- **What needs to be done**
Beneath this task is a listing; retype all of it exactly.

## Start

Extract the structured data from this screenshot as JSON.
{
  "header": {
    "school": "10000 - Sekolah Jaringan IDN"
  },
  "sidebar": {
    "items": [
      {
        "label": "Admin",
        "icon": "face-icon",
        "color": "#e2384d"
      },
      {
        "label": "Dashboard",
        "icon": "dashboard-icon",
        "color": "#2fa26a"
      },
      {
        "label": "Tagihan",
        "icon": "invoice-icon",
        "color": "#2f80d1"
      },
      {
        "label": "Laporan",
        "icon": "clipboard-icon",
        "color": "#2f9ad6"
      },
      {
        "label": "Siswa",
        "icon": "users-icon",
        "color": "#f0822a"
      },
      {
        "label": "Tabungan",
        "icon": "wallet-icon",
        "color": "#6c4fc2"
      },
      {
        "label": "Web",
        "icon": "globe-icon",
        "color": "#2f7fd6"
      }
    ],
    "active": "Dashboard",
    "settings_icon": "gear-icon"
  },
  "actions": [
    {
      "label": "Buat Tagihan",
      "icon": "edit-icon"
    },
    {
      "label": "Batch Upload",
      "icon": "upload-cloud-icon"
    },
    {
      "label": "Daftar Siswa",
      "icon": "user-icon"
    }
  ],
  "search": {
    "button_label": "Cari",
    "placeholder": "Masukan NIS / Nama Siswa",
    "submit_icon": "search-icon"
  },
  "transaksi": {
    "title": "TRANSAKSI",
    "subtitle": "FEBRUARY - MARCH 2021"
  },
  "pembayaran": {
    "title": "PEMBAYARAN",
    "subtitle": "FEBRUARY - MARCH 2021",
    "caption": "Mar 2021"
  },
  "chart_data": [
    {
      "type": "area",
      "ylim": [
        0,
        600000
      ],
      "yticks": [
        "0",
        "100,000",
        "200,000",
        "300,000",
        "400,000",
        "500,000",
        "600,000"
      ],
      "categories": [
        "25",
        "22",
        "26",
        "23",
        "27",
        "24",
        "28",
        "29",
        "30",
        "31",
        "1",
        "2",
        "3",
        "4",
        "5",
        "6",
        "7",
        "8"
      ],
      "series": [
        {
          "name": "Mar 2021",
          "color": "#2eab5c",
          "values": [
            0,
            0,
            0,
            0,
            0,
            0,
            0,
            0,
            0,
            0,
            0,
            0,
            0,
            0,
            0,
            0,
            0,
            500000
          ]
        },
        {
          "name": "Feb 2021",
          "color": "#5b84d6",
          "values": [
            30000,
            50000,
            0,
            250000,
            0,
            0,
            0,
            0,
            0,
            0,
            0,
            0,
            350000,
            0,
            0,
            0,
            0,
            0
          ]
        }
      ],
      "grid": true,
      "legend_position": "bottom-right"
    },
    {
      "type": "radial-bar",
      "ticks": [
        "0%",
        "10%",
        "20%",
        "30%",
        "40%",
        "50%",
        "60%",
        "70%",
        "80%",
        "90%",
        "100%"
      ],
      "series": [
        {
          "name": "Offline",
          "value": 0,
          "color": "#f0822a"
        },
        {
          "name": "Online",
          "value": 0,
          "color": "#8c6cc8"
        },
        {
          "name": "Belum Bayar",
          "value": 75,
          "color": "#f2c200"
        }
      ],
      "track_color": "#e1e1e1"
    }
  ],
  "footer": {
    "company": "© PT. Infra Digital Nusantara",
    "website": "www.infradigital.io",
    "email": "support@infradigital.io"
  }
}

## End

- **Exercise result**
Extract the structured data from this screenshot as JSON.
{
  "header": {
    "school": "10000 - Sekolah Jaringan IDN"
  },
  "sidebar": {
    "items": [
      {
        "label": "Admin",
        "icon": "face-icon",
        "color": "#e2384d"
      },
      {
        "label": "Dashboard",
        "icon": "dashboard-icon",
        "color": "#2fa26a"
      },
      {
        "label": "Tagihan",
        "icon": "invoice-icon",
        "color": "#2f80d1"
      },
      {
        "label": "Laporan",
        "icon": "clipboard-icon",
        "color": "#2f9ad6"
      },
      {
        "label": "Siswa",
        "icon": "users-icon",
        "color": "#f0822a"
      },
      {
        "label": "Tabungan",
        "icon": "wallet-icon",
        "color": "#6c4fc2"
      },
      {
        "label": "Web",
        "icon": "globe-icon",
        "color": "#2f7fd6"
      }
    ],
    "active": "Dashboard",
    "settings_icon": "gear-icon"
  },
  "actions": [
    {
      "label": "Buat Tagihan",
      "icon": "edit-icon"
    },
    {
      "label": "Batch Upload",
      "icon": "upload-cloud-icon"
    },
    {
      "label": "Daftar Siswa",
      "icon": "user-icon"
    }
  ],
  "search": {
    "button_label": "Cari",
    "placeholder": "Masukan NIS / Nama Siswa",
    "submit_icon": "search-icon"
  },
  "transaksi": {
    "title": "TRANSAKSI",
    "subtitle": "FEBRUARY - MARCH 2021"
  },
  "pembayaran": {
    "title": "PEMBAYARAN",
    "subtitle": "FEBRUARY - MARCH 2021",
    "caption": "Mar 2021"
  },
  "chart_data": [
    {
      "type": "area",
      "ylim": [
        0,
        600000
      ],
      "yticks": [
        "0",
        "100,000",
        "200,000",
        "300,000",
        "400,000",
        "500,000",
        "600,000"
      ],
      "categories": [
        "25",
        "22",
        "26",
        "23",
        "27",
        "24",
        "28",
        "29",
        "30",
        "31",
        "1",
        "2",
        "3",
        "4",
        "5",
        "6",
        "7",
        "8"
      ],
      "series": [
        {
          "name": "Mar 2021",
          "color": "#2eab5c",
          "values": [
            0,
            0,
            0,
            0,
            0,
            0,
            0,
            0,
            0,
            0,
            0,
            0,
            0,
            0,
            0,
            0,
            0,
            500000
          ]
        },
        {
          "name": "Feb 2021",
          "color": "#5b84d6",
          "values": [
            30000,
            50000,
            0,
            250000,
            0,
            0,
            0,
            0,
            0,
            0,
            0,
            0,
            350000,
            0,
            0,
            0,
            0,
            0
          ]
        }
      ],
      "grid": true,
      "legend_position": "bottom-right"
    },
    {
      "type": "radial-bar",
      "ticks": [
        "0%",
        "10%",
        "20%",
        "30%",
        "40%",
        "50%",
        "60%",
        "70%",
        "80%",
        "90%",
        "100%"
      ],
      "series": [
        {
          "name": "Offline",
          "value": 0,
          "color": "#f0822a"
        },
        {
          "name": "Online",
          "value": 0,
          "color": "#8c6cc8"
        },
        {
          "name": "Belum Bayar",
          "value": 75,
          "color": "#f2c200"
        }
      ],
      "track_color": "#e1e1e1"
    }
  ],
  "footer": {
    "company": "© PT. Infra Digital Nusantara",
    "website": "www.infradigital.io",
    "email": "support@infradigital.io"
  }
}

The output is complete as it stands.